§ **STATED PROBLEM**:
Transcribe the records that follow, preserving every word.

§ **EXTRACTED ENTRIES**:
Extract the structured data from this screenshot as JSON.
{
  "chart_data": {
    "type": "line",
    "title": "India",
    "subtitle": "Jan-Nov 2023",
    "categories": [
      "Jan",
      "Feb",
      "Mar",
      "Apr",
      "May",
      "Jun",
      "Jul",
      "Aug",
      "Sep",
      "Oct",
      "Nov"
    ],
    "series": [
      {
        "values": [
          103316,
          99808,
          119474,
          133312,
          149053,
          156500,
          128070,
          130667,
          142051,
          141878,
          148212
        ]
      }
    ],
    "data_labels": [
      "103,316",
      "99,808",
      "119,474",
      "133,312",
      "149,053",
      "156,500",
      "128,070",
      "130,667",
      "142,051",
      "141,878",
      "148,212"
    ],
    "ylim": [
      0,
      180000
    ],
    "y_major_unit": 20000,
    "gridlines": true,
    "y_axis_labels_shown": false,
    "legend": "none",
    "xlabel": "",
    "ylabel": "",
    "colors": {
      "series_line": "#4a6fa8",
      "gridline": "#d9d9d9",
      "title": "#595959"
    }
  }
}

§ **EXERCISE SOLUTION**:
Extract the structured data from this screenshot as JSON.
{
  "chart_data": {
    "type": "line",
    "title": "India",
    "subtitle": "Jan-Nov 2023",
    "categories": [
      "Jan",
      "Feb",
      "Mar",
      "Apr",
      "May",
      "Jun",
      "Jul",
      "Aug",
      "Sep",
      "Oct",
      "Nov"
    ],
    "series": [
      {
        "values": [
          103316,
          99808,
          119474,
          133312,
          149053,
          156500,
          128070,
          130667,
          142051,
          141878,
          148212
        ]
      }
    ],
    "data_labels": [
      "103,316",
      "99,808",
      "119,474",
      "133,312",
      "149,053",
      "156,500",
      "128,070",
      "130,667",
      "142,051",
      "141,878",
      "148,212"
    ],
    "ylim": [
      0,
      180000
    ],
    "y_major_unit": 20000,
    "gridlines": true,
    "y_axis_labels_shown": false,
    "legend": "none",
    "xlabel": "",
    "ylabel": "",
    "colors": {
      "series_line": "#4a6fa8",
      "gridline": "#d9d9d9",
      "title": "#595959"
    }
  }
}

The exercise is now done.